**Challenge**
Where a line contains the word "Weekly", copy that line.
## Start
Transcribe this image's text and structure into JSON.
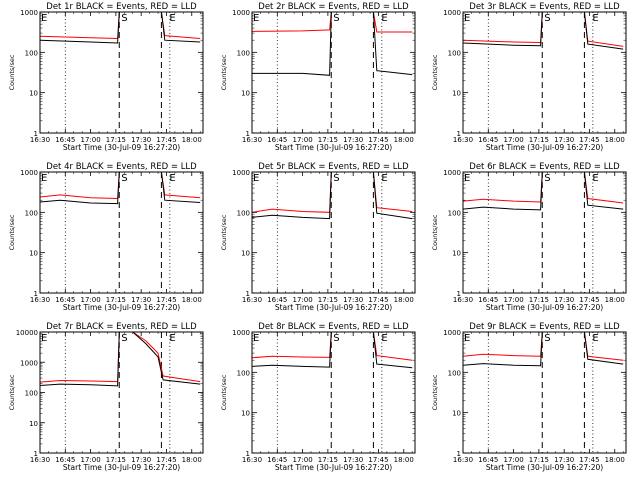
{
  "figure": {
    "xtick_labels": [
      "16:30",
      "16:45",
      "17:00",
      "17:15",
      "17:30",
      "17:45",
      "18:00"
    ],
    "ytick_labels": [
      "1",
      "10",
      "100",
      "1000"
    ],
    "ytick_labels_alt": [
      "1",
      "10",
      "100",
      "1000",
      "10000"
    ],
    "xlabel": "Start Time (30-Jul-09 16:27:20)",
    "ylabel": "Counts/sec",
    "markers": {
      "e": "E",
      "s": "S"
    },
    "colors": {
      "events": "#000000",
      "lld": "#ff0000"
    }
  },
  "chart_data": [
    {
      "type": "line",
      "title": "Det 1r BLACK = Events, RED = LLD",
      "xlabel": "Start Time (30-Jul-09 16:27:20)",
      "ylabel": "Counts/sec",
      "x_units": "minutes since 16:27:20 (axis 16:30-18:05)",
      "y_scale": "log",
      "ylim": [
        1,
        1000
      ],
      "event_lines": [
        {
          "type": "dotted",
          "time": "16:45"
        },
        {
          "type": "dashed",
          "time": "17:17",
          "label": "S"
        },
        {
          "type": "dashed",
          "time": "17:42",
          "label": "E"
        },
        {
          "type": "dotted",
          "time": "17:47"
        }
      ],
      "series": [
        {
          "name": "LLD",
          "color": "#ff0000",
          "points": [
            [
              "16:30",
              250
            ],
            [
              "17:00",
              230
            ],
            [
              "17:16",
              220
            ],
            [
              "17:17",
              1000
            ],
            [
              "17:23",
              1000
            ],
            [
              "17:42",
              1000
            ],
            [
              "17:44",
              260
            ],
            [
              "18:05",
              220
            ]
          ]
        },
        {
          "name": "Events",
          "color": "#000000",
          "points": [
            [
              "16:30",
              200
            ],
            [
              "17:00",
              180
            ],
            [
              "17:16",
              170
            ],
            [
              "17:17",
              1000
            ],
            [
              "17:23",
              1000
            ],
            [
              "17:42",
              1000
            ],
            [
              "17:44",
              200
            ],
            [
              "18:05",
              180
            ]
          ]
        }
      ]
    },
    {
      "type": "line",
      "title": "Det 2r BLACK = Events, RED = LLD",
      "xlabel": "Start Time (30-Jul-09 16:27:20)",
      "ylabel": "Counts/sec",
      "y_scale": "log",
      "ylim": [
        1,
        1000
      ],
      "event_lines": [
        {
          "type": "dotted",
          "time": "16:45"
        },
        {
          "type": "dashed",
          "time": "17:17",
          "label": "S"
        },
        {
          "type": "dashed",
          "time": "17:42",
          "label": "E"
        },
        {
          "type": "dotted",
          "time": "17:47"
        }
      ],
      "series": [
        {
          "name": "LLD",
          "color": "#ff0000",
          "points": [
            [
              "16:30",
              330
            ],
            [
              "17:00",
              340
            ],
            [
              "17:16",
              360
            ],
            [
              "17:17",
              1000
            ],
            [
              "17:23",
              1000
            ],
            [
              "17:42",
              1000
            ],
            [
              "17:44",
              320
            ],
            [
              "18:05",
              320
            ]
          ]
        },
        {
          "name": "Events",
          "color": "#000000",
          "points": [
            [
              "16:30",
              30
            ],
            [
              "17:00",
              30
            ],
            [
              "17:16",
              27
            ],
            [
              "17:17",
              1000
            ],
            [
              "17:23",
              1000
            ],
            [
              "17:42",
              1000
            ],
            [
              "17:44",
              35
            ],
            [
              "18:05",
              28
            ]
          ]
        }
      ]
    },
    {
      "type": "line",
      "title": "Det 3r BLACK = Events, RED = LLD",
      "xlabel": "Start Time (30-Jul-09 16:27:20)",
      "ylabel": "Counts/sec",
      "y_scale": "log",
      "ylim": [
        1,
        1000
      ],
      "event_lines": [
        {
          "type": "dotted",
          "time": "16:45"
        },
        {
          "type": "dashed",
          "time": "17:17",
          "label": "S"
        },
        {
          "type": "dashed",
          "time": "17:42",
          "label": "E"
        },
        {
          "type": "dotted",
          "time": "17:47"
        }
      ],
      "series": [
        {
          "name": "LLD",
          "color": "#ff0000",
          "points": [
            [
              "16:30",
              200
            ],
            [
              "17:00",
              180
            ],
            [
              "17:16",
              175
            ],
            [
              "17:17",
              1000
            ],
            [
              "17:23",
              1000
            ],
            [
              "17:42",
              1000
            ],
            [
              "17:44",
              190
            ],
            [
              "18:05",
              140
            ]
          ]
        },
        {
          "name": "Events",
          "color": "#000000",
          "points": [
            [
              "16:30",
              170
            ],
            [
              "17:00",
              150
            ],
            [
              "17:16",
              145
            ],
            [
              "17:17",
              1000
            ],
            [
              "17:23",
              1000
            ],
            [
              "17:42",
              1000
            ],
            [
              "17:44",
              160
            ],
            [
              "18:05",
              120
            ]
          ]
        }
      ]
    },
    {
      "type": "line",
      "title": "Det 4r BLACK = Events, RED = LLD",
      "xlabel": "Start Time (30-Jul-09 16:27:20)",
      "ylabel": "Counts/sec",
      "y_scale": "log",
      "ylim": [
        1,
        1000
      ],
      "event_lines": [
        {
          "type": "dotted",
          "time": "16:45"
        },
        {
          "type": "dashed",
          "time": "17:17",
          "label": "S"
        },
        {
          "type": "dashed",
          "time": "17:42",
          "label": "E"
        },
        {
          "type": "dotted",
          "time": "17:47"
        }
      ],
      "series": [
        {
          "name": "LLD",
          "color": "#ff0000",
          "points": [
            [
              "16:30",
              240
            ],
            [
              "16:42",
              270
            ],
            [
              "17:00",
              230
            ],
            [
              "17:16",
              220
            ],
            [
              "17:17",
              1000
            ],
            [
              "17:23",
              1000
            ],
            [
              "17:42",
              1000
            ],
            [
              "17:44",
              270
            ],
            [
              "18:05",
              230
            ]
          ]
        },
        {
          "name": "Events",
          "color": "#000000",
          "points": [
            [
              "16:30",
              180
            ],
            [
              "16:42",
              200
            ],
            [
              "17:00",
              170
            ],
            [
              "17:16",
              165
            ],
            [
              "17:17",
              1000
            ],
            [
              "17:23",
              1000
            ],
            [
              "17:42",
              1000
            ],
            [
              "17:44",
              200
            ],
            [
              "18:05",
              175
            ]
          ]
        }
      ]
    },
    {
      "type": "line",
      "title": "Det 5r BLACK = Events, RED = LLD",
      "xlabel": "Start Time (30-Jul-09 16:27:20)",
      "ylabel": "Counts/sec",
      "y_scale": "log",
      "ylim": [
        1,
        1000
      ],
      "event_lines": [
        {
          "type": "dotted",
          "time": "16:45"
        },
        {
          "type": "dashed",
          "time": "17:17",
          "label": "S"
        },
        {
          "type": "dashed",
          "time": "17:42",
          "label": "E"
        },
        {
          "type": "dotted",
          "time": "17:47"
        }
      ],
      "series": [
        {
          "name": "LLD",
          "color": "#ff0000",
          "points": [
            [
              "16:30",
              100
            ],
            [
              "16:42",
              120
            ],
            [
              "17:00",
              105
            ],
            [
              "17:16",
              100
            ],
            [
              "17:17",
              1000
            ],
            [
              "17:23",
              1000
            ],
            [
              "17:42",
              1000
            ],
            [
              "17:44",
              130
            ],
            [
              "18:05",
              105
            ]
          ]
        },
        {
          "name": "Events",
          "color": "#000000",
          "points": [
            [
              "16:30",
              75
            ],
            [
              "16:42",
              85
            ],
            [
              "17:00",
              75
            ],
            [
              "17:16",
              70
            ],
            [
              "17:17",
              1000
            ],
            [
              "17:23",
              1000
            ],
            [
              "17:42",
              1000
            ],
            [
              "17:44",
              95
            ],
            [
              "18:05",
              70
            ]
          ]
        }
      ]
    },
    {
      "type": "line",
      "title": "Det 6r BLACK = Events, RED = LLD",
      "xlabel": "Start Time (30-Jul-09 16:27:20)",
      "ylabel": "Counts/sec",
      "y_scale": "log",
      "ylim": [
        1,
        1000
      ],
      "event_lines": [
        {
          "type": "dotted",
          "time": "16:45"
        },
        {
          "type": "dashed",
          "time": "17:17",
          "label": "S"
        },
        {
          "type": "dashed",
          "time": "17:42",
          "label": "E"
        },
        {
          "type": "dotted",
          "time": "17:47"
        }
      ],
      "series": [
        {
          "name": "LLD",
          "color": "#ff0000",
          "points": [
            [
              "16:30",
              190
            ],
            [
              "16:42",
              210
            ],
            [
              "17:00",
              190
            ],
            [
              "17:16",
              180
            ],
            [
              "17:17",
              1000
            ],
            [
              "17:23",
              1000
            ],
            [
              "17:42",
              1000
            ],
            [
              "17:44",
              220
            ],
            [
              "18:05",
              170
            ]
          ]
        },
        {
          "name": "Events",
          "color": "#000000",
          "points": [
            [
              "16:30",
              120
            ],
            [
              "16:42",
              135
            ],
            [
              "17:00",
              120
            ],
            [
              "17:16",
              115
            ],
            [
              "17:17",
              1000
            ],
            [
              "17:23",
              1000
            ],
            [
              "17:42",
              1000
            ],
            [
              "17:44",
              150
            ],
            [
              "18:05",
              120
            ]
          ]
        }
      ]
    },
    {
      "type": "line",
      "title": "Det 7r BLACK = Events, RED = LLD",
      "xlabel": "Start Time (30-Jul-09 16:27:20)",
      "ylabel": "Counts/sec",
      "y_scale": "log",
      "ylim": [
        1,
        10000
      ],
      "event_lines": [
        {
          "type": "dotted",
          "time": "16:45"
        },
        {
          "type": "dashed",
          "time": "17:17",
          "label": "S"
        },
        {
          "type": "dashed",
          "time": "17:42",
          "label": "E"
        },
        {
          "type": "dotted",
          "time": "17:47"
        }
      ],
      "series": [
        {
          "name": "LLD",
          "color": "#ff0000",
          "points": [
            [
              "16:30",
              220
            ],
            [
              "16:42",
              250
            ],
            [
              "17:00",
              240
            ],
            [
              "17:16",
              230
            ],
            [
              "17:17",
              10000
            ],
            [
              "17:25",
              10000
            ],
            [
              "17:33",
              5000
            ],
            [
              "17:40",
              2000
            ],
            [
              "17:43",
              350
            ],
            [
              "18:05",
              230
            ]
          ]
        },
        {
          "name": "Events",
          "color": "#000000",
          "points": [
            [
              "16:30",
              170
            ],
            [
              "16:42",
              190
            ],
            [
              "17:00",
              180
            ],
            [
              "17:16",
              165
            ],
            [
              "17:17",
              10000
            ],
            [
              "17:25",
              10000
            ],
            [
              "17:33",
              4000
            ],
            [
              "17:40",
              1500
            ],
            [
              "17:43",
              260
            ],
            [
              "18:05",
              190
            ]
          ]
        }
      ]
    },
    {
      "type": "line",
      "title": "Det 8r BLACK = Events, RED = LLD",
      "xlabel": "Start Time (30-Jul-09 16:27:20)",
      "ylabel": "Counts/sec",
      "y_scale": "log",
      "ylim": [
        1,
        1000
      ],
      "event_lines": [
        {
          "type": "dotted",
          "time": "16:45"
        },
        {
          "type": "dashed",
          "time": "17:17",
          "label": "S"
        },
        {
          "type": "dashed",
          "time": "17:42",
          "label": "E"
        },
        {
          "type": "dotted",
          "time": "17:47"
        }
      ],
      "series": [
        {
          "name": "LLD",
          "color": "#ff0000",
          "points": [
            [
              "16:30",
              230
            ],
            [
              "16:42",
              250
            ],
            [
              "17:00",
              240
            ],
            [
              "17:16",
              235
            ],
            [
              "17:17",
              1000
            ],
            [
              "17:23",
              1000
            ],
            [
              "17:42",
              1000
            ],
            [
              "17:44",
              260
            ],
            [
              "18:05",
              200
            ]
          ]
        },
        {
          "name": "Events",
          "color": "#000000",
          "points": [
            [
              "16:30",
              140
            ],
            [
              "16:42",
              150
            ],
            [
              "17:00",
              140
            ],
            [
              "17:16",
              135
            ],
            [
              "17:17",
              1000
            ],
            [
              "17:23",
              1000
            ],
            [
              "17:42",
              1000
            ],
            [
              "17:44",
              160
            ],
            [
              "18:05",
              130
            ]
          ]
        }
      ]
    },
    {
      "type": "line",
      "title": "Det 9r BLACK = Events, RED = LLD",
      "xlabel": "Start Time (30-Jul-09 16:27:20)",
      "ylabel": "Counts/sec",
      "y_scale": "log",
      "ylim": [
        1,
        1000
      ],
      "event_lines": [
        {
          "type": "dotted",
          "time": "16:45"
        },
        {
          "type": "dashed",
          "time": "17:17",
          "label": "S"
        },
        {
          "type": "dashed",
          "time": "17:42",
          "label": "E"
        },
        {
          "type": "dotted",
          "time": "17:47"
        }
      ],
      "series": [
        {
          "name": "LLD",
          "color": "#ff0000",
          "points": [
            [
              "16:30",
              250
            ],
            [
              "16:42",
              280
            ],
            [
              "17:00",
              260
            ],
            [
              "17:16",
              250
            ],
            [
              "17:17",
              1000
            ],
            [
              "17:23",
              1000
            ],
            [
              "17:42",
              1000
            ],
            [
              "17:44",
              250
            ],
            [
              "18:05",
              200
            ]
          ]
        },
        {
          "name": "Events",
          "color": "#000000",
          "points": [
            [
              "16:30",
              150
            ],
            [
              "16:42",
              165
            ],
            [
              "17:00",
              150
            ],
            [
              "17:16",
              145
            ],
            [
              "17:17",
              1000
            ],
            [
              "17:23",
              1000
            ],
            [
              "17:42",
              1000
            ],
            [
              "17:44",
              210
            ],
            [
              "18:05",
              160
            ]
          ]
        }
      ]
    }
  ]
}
## End
## Start
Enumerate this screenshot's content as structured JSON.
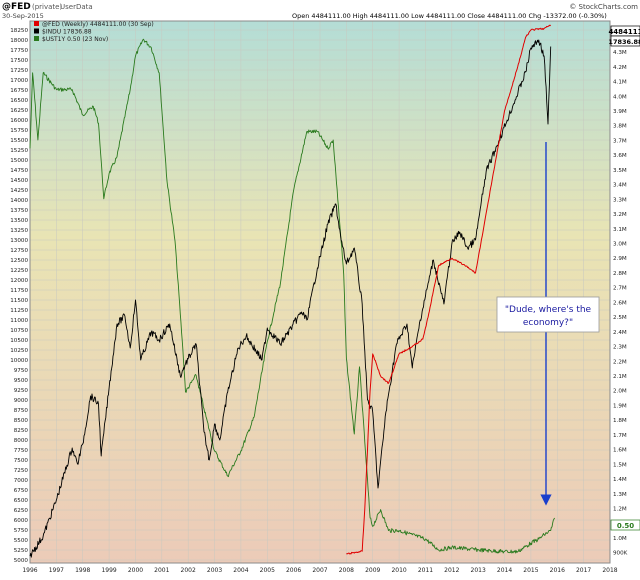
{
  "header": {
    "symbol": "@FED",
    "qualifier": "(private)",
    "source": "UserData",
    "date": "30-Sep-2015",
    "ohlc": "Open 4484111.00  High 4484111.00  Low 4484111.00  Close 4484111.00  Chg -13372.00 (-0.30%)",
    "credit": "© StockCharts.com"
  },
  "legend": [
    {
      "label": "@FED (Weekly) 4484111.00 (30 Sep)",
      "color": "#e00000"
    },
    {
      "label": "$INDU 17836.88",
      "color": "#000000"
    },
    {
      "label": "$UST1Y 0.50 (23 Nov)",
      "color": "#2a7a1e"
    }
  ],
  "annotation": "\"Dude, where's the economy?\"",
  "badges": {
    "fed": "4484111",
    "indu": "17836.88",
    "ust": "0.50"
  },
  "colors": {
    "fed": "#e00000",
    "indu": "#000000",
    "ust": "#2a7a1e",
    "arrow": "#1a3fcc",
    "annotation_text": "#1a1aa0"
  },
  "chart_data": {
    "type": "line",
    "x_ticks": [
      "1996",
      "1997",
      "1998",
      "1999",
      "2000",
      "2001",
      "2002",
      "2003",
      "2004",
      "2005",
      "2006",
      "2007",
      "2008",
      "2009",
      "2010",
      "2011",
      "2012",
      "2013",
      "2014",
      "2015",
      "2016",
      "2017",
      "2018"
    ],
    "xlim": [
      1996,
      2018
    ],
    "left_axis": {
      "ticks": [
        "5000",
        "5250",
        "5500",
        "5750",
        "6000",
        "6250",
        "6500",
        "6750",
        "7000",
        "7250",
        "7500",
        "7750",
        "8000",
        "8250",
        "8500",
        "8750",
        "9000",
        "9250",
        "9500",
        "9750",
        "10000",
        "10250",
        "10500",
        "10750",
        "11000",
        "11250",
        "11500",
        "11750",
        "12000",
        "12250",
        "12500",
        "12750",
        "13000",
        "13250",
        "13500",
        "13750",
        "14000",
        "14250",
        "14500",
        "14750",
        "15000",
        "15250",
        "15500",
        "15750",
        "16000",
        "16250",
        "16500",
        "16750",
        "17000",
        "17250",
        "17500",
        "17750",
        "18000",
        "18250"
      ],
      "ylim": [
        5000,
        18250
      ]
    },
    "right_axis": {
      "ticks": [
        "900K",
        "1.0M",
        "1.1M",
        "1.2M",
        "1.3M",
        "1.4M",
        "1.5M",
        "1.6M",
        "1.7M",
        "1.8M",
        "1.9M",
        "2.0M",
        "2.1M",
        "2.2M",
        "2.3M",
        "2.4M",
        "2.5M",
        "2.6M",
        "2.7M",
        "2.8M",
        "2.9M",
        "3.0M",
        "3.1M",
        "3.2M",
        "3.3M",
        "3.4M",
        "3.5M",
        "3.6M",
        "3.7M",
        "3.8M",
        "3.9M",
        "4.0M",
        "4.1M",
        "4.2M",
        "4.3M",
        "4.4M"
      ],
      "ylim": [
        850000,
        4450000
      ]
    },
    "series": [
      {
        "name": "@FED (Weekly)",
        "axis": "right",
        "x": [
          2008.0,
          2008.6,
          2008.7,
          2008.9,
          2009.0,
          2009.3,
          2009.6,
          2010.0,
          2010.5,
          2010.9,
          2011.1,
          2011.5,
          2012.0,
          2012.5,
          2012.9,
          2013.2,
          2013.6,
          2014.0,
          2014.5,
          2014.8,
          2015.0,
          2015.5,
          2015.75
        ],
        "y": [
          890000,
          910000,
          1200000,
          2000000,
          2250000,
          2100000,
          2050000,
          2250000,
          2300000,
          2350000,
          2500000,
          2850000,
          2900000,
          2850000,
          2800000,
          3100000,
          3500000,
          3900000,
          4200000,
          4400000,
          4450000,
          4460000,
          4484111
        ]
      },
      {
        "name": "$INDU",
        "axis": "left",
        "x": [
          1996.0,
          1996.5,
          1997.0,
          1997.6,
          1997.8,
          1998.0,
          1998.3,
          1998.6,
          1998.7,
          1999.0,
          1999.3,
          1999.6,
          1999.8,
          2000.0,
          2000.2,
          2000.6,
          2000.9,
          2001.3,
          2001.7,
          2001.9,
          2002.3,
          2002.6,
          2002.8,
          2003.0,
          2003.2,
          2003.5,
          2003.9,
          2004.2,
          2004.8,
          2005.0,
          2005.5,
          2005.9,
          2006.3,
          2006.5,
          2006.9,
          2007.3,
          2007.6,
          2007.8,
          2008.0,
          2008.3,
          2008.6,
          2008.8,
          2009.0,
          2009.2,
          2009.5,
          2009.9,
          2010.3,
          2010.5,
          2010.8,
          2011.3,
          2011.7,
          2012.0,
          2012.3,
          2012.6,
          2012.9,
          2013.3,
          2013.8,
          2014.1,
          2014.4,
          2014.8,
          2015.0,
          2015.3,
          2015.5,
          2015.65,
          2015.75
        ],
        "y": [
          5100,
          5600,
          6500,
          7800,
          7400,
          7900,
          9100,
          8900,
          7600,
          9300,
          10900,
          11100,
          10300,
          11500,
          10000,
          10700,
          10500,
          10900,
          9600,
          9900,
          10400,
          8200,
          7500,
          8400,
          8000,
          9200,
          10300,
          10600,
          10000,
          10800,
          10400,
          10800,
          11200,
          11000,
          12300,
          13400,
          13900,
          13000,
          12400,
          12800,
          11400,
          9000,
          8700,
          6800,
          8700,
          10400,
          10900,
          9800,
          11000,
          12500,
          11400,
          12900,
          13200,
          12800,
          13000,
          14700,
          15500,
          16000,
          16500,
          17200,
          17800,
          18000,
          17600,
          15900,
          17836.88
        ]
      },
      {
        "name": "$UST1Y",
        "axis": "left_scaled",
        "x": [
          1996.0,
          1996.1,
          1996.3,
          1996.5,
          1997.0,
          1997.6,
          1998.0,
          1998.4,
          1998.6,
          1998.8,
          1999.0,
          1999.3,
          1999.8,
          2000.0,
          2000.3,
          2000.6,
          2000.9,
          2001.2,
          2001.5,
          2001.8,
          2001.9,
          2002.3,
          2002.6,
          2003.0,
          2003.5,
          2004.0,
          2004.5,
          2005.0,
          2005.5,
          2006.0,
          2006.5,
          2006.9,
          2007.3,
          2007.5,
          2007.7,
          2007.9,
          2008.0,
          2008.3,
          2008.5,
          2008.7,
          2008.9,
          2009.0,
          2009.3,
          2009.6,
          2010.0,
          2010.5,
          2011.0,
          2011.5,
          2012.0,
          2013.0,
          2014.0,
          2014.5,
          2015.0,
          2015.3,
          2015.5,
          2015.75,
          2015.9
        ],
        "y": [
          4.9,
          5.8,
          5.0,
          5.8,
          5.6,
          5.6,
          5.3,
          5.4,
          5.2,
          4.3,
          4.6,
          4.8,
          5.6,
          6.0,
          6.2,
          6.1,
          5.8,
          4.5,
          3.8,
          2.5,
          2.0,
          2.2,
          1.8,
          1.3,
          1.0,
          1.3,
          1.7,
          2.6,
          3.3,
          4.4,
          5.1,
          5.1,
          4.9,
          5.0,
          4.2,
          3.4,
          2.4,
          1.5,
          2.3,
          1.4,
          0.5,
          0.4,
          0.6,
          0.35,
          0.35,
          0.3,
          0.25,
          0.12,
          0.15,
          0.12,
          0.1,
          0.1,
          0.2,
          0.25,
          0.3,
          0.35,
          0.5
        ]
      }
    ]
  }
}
## End
**The answer**
      "label": "@FED (Weekly) 4484111.00 (30 Sep)",
        "name": "@FED (Weekly)",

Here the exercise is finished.